* _DO THIS_
In the listing below, find every line containing "Русь" and copy it out.

* _RAW DATA_
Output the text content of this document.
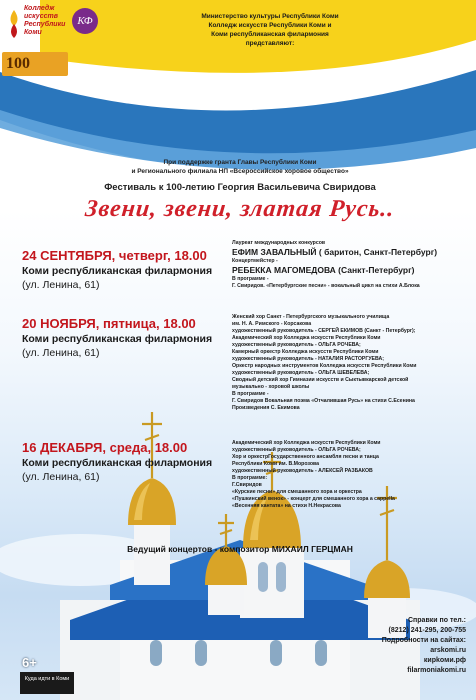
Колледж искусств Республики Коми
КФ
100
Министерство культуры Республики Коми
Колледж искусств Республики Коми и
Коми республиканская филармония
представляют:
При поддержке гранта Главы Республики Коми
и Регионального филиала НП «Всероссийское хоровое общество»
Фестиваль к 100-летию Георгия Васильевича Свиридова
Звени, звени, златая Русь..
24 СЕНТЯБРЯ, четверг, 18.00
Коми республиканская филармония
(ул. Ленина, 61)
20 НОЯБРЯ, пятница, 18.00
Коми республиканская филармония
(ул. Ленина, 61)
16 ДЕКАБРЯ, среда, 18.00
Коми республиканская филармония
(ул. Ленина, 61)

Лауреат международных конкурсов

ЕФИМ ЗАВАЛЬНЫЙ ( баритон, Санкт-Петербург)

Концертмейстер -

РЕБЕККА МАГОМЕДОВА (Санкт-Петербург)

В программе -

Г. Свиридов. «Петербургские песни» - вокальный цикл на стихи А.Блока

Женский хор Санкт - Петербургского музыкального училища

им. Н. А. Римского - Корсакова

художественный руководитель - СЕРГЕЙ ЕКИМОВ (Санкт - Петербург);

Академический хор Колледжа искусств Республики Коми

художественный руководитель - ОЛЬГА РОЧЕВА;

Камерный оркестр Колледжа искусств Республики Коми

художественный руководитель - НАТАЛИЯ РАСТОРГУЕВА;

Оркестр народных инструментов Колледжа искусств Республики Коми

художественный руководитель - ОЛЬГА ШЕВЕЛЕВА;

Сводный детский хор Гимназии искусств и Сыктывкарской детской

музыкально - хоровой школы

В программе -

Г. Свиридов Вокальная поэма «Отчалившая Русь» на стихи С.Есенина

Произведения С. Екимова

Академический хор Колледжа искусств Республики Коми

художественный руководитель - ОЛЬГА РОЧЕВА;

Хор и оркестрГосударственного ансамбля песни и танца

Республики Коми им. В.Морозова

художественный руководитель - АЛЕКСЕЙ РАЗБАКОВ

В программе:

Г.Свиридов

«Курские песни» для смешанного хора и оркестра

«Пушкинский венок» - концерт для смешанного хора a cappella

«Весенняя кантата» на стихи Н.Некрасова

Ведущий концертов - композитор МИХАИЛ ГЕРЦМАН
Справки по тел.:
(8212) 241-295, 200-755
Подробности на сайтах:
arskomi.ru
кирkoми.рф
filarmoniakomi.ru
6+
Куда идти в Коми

--

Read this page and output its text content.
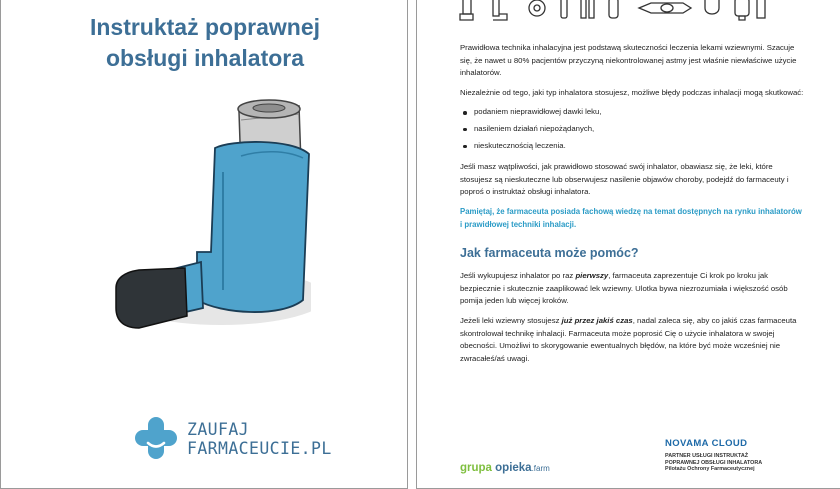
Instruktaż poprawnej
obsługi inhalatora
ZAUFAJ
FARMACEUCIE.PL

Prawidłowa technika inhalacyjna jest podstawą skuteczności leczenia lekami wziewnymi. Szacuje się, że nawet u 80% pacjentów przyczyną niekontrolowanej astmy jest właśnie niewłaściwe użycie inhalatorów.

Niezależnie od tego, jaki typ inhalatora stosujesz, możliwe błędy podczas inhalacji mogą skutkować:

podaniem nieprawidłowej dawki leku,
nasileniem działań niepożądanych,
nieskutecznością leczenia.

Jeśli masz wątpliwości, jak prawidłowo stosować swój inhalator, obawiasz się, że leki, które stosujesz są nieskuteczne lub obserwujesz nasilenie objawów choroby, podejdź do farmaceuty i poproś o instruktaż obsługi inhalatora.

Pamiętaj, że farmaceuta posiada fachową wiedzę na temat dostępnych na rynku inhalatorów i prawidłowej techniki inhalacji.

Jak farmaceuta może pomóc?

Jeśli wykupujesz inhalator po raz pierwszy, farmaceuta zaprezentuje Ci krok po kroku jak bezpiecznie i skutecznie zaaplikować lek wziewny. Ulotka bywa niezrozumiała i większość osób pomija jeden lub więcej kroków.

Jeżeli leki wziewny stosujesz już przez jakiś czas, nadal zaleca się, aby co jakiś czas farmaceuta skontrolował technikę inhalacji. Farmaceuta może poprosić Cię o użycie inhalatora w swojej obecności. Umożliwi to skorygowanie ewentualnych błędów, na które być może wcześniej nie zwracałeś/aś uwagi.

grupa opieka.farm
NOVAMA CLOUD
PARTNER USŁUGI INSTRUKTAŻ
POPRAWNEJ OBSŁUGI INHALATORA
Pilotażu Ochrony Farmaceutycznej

* * *

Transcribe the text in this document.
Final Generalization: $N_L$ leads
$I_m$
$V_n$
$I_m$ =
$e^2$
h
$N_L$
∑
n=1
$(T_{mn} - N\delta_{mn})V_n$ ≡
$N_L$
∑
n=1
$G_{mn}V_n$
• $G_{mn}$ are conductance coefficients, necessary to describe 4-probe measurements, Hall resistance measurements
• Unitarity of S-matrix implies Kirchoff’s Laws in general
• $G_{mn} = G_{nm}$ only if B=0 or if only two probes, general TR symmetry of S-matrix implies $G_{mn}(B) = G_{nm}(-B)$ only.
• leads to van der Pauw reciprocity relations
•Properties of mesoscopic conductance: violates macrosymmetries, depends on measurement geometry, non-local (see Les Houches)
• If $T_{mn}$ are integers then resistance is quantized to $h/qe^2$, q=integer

* _THE RESPONSE_
Звени, звени, златая Русь..
Г. Свиридов Вокальная поэма «Отчалившая Русь» на стихи С.Есенина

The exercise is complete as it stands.